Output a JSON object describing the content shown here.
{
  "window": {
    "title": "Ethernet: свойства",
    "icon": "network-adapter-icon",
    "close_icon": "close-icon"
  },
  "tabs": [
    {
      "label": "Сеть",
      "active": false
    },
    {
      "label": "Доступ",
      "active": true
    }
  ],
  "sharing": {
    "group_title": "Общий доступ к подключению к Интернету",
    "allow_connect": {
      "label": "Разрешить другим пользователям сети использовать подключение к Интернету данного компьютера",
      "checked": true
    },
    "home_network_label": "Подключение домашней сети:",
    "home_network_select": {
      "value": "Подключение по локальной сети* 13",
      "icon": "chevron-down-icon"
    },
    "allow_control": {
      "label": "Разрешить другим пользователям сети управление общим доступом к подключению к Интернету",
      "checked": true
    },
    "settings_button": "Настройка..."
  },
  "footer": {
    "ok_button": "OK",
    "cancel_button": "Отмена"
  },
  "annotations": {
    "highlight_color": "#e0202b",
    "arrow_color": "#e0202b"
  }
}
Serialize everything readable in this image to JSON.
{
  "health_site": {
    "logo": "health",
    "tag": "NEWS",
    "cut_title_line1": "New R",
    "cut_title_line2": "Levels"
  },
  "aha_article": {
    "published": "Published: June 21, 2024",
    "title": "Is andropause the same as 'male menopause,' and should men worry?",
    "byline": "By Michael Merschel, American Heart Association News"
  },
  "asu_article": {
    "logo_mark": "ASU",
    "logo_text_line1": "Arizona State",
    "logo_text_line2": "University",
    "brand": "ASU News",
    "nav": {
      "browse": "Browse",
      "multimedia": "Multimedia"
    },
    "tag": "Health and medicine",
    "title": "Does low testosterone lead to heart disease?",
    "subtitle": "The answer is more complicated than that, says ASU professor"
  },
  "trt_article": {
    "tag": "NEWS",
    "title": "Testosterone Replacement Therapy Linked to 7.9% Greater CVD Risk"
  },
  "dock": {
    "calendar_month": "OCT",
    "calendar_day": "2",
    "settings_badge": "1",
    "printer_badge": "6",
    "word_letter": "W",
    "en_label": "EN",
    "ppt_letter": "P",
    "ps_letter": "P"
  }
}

________

Written instruction.
Copy every line of the listing that contains the word "другим".

Answer for the task.
      "label": "Разрешить другим пользователям сети использовать подключение к Интернету данного компьютера",
      "label": "Разрешить другим пользователям сети управление общим доступом к подключению к Интернету",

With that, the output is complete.